# Exercise
Set out every line of the material below as a numbered list, skipping blank lines and leaving out the pictures.

## start Data listing

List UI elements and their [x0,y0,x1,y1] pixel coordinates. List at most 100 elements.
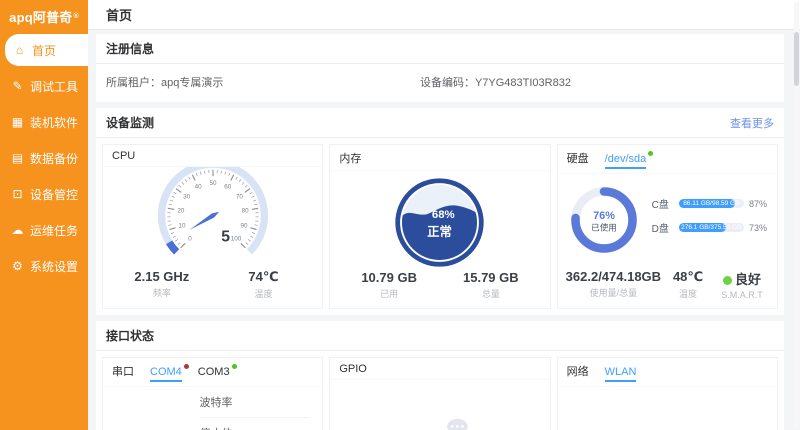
content: 注册信息 所属租户：apq专属演示 设备编码：Y7YG483TI03R832 设… [88,30,800,430]
network-label: 网络 [566,366,589,378]
memory-liquid-gauge: 68% 正常 [395,178,485,267]
disk-tab-dev-sda[interactable]: /dev/sda [604,151,654,169]
memory-used-value: 10.79 GB [361,270,417,285]
memory-gauge-wrap: 68% 正常 [330,171,549,270]
registered-trademark: ® [73,12,79,20]
disk-smart-stat: 良好 S.M.A.R.T [715,269,769,300]
monitor-row: CPU 0 10 20 30 40 [96,138,784,315]
liquid-wave [402,205,478,261]
cpu-label: CPU [112,150,136,162]
drive-d-progress-fill [678,223,727,232]
svg-text:90: 90 [240,223,248,230]
svg-text:60: 60 [224,184,232,191]
disk-body: 76% 已使用 C盘 86.11 GB/98.59 GB 87% [558,174,777,258]
drive-row-d: D盘 276.1 GB/375.59 GB 73% [652,220,773,236]
cpu-card: CPU 0 10 20 30 40 [102,144,324,309]
cpu-gauge-wrap: 0 10 20 30 40 50 60 70 80 90 100 [103,167,322,264]
sidebar-item-install-software[interactable]: ▦ 装机软件 [0,104,88,140]
cpu-temperature-label: 温度 [254,289,273,299]
gpio-empty-state [330,380,549,430]
network-tab-wlan[interactable]: WLAN [604,366,637,382]
svg-text:20: 20 [177,208,185,215]
cpu-frequency-label: 频率 [152,288,171,298]
disk-stats: 362.2/474.18GB 使用量/总量 48℃ 温度 良好 S.M.A.R.… [558,269,777,308]
disk-smart-value: 良好 [715,269,769,288]
sidebar-item-debug-tools[interactable]: ✎ 调试工具 [0,68,88,104]
registration-body: 所属租户：apq专属演示 设备编码：Y7YG483TI03R832 [96,64,784,102]
svg-text:80: 80 [241,208,249,215]
device-monitor-title: 设备监测 [106,116,155,130]
monitor-icon: ⊡ [12,187,23,201]
view-more-link[interactable]: 查看更多 [730,117,774,130]
sidebar: apq阿普奇 ® ⌂ 首页 ✎ 调试工具 ▦ 装机软件 ▤ 数据备份 ⊡ 设备管控… [0,0,88,430]
scrollbar-thumb[interactable] [794,32,799,86]
cpu-stats: 2.15 GHz 频率 74℃ 温度 [103,269,322,308]
drive-d-usage-text: 276.1 GB/375.59 GB [681,224,742,231]
sidebar-item-label: 数据备份 [30,151,79,166]
sidebar-item-home[interactable]: ⌂ 首页 [5,34,88,66]
disk-temperature-stat: 48℃ 温度 [661,269,715,300]
device-monitor-title-row: 设备监测 查看更多 [96,108,784,138]
disk-temperature-value: 48℃ [672,269,704,284]
sidebar-item-data-backup[interactable]: ▤ 数据备份 [0,140,88,176]
donut-progress [570,187,637,253]
liquid-ring [395,178,485,267]
interface-status-card: 接口状态 串口 COM4 COM3 [96,321,784,430]
scrollbar-track [794,2,799,428]
disk-usage-label: 使用量/总量 [589,288,638,298]
topbar: 首页 [88,0,800,30]
disk-card: 硬盘 /dev/sda 76% 已使用 [556,144,778,309]
serial-tab-com3[interactable]: COM3 [198,364,237,380]
svg-text:0: 0 [188,236,192,243]
document-icon: ▤ [11,151,24,165]
sidebar-item-device-control[interactable]: ⊡ 设备管控 [0,176,88,212]
gear-icon: ⚙ [12,259,23,273]
gauge-tick-labels: 0 10 20 30 40 50 60 70 80 90 100 [177,180,249,243]
gpio-card: GPIO [329,357,551,430]
memory-percent: 68% [432,209,455,221]
brand-logo: apq阿普奇 ® [0,0,88,32]
drive-c-progress-fill [678,199,736,208]
cpu-gauge: 0 10 20 30 40 50 60 70 80 90 100 [157,167,268,255]
svg-text:30: 30 [183,193,191,200]
gauge-progress [165,240,179,255]
serial-field-baudrate: 波特率 [199,387,311,418]
sidebar-item-label: 设备管控 [30,187,79,202]
empty-box-icon [447,418,468,430]
drive-list: C盘 86.11 GB/98.59 GB 87% D盘 [642,196,773,244]
memory-total-value: 15.79 GB [463,270,519,285]
tenant-label: 所属租户： [106,77,161,89]
apps-grid-icon: ▦ [11,115,24,129]
disk-usage-stat: 362.2/474.18GB 使用量/总量 [566,269,661,300]
drive-row-c: C盘 86.11 GB/98.59 GB 87% [652,196,773,212]
device-monitor-card: 设备监测 查看更多 CPU 0 [96,108,784,315]
drive-d-percent: 73% [748,222,767,233]
sidebar-item-label: 系统设置 [30,259,79,274]
network-card-head: 网络 WLAN [557,358,777,387]
cpu-gauge-value: 5 [221,229,230,246]
drive-c-percent: 87% [748,198,767,209]
gauge-needle [189,211,219,230]
main-area: 首页 注册信息 所属租户：apq专属演示 设备编码：Y7YG483TI03R83… [88,0,800,430]
memory-used-label: 已用 [380,289,399,299]
interface-status-title: 接口状态 [96,321,784,351]
sidebar-item-ops-tasks[interactable]: ☁ 运维任务 [0,212,88,248]
sidebar-item-system-settings[interactable]: ⚙ 系统设置 [0,248,88,284]
disk-percent-label: 已使用 [591,221,617,232]
interface-row: 串口 COM4 COM3 未开启 [96,351,784,430]
sidebar-item-label: 首页 [32,43,57,58]
serial-card: 串口 COM4 COM3 未开启 [102,357,324,430]
serial-card-head: 串口 COM4 COM3 [103,358,323,387]
tenant-field: 所属租户：apq专属演示 [106,74,420,90]
memory-total-label: 总量 [481,289,500,299]
serial-fields: 波特率 停止位 数据位 [199,387,311,430]
cloud-icon: ☁ [11,223,24,237]
memory-card: 内存 68% 正常 10.79 [329,144,551,309]
serial-tab-com4[interactable]: COM4 [150,364,189,382]
memory-used-stat: 10.79 GB 已用 [338,270,440,300]
device-code-value: Y7YG483TI03R832 [474,77,571,89]
sidebar-item-label: 调试工具 [30,79,79,94]
device-code-label: 设备编码： [419,77,475,89]
memory-status: 正常 [428,224,453,239]
gpio-card-head: GPIO [330,358,550,380]
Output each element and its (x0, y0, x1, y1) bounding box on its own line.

## end Data listing

# Task result
1. List UI elements and their [x0,y0,x1,y1] pixel coordinates. List at most 100 elements.
2. content: 注册信息 所属租户：apq专属演示 设备编码：Y7YG483TI03R832 设… [88,30,800,430]
3. network-label: 网络 [566,366,589,378]
4. memory-liquid-gauge: 68% 正常 [395,178,485,267]
5. disk-tab-dev-sda[interactable]: /dev/sda [604,151,654,169]
6. memory-used-value: 10.79 GB [361,270,417,285]
7. memory-gauge-wrap: 68% 正常 [330,171,549,270]
8. registered-trademark: ® [73,12,79,20]
9. disk-smart-stat: 良好 S.M.A.R.T [715,269,769,300]
10. monitor-row: CPU 0 10 20 30 40 [96,138,784,315]
11. liquid-wave [402,205,478,261]
12. cpu-label: CPU [112,150,136,162]
13. drive-d-progress-fill [678,223,727,232]
14. svg-text:90: 90 [240,223,248,230]
15. svg-text:60: 60 [224,184,232,191]
16. disk-body: 76% 已使用 C盘 86.11 GB/98.59 GB 87% [558,174,777,258]
17. drive-row-d: D盘 276.1 GB/375.59 GB 73% [652,220,773,236]
18. cpu-card: CPU 0 10 20 30 40 [102,144,324,309]
19. cpu-gauge-wrap: 0 10 20 30 40 50 60 70 80 90 100 [103,167,322,264]
20. sidebar-item-install-software[interactable]: ▦ 装机软件 [0,104,88,140]
21. cpu-temperature-label: 温度 [254,289,273,299]
22. gpio-empty-state [330,380,549,430]
23. network-tab-wlan[interactable]: WLAN [604,366,637,382]
24. svg-text:20: 20 [177,208,185,215]
25. cpu-frequency-label: 频率 [152,288,171,298]
26. disk-stats: 362.2/474.18GB 使用量/总量 48℃ 温度 良好 S.M.A.R.… [558,269,777,308]
27. disk-smart-value: 良好 [715,269,769,288]
28. sidebar-item-debug-tools[interactable]: ✎ 调试工具 [0,68,88,104]
29. registration-body: 所属租户：apq专属演示 设备编码：Y7YG483TI03R832 [96,64,784,102]
30. svg-text:80: 80 [241,208,249,215]
31. device-monitor-title: 设备监测 [106,116,155,130]
32. monitor-icon: ⊡ [12,187,23,201]
33. view-more-link[interactable]: 查看更多 [730,117,774,130]
34. sidebar: apq阿普奇 ® ⌂ 首页 ✎ 调试工具 ▦ 装机软件 ▤ 数据备份 ⊡ 设备管控… [0,0,88,430]
35. scrollbar-thumb[interactable] [794,32,799,86]
36. cpu-stats: 2.15 GHz 频率 74℃ 温度 [103,269,322,308]
37. drive-d-usage-text: 276.1 GB/375.59 GB [681,224,742,231]
38. sidebar-item-label: 数据备份 [30,151,79,166]
39. sidebar-item-home[interactable]: ⌂ 首页 [5,34,88,66]
40. disk-temperature-stat: 48℃ 温度 [661,269,715,300]
41. device-monitor-title-row: 设备监测 查看更多 [96,108,784,138]
42. disk-temperature-value: 48℃ [672,269,704,284]
43. sidebar-item-data-backup[interactable]: ▤ 数据备份 [0,140,88,176]
44. donut-progress [570,187,637,253]
45. liquid-ring [395,178,485,267]
46. interface-status-card: 接口状态 串口 COM4 COM3 [96,321,784,430]
47. scrollbar-track [794,2,799,428]
48. disk-usage-label: 使用量/总量 [589,288,638,298]
49. topbar: 首页 [88,0,800,30]
50. disk-card: 硬盘 /dev/sda 76% 已使用 [556,144,778,309]
51. serial-tab-com3[interactable]: COM3 [198,364,237,380]
52. svg-text:0: 0 [188,236,192,243]
53. document-icon: ▤ [11,151,24,165]
54. sidebar-item-device-control[interactable]: ⊡ 设备管控 [0,176,88,212]
55. gear-icon: ⚙ [12,259,23,273]
56. gauge-tick-labels: 0 10 20 30 40 50 60 70 80 90 100 [177,180,249,243]
57. gpio-card: GPIO [329,357,551,430]
58. memory-percent: 68% [432,209,455,221]
59. brand-logo: apq阿普奇 ® [0,0,88,32]
60. drive-c-progress-fill [678,199,736,208]
61. cpu-gauge: 0 10 20 30 40 50 60 70 80 90 100 [157,167,268,255]
62. svg-text:30: 30 [183,193,191,200]
63. gauge-progress [165,240,179,255]
64. serial-field-baudrate: 波特率 [199,387,311,418]
65. sidebar-item-label: 设备管控 [30,187,79,202]
66. empty-box-icon [447,418,468,430]
67. drive-list: C盘 86.11 GB/98.59 GB 87% D盘 [642,196,773,244]
68. memory-total-value: 15.79 GB [463,270,519,285]
69. tenant-label: 所属租户： [106,77,161,89]
70. apps-grid-icon: ▦ [11,115,24,129]
71. disk-usage-stat: 362.2/474.18GB 使用量/总量 [566,269,661,300]
72. drive-row-c: C盘 86.11 GB/98.59 GB 87% [652,196,773,212]
73. device-monitor-card: 设备监测 查看更多 CPU 0 [96,108,784,315]
74. drive-d-percent: 73% [748,222,767,233]
75. sidebar-item-label: 系统设置 [30,259,79,274]
76. network-card-head: 网络 WLAN [557,358,777,387]
77. cpu-gauge-value: 5 [221,229,230,246]
78. drive-c-percent: 87% [748,198,767,209]
79. gauge-needle [189,211,219,230]
80. main-area: 首页 注册信息 所属租户：apq专属演示 设备编码：Y7YG483TI03R83… [88,0,800,430]
81. memory-used-label: 已用 [380,289,399,299]
82. interface-status-title: 接口状态 [96,321,784,351]
83. sidebar-item-ops-tasks[interactable]: ☁ 运维任务 [0,212,88,248]
84. sidebar-item-system-settings[interactable]: ⚙ 系统设置 [0,248,88,284]
85. disk-percent-label: 已使用 [591,221,617,232]
86. interface-row: 串口 COM4 COM3 未开启 [96,351,784,430]
87. sidebar-item-label: 首页 [32,43,57,58]
88. serial-card: 串口 COM4 COM3 未开启 [102,357,324,430]
89. serial-card-head: 串口 COM4 COM3 [103,358,323,387]
90. tenant-field: 所属租户：apq专属演示 [106,74,420,90]
91. memory-total-label: 总量 [481,289,500,299]
92. serial-fields: 波特率 停止位 数据位 [199,387,311,430]
93. cloud-icon: ☁ [11,223,24,237]
94. memory-card: 内存 68% 正常 10.79 [329,144,551,309]
95. serial-tab-com4[interactable]: COM4 [150,364,189,382]
96. memory-used-stat: 10.79 GB 已用 [338,270,440,300]
97. device-code-value: Y7YG483TI03R832 [474,77,571,89]
98. sidebar-item-label: 调试工具 [30,79,79,94]
99. device-code-label: 设备编码： [419,77,475,89]
100. memory-status: 正常 [428,224,453,239]
101. gpio-card-head: GPIO [330,358,550,380]
102. Output each element and its (x0, y0, x1, y1) bounding box on its own line.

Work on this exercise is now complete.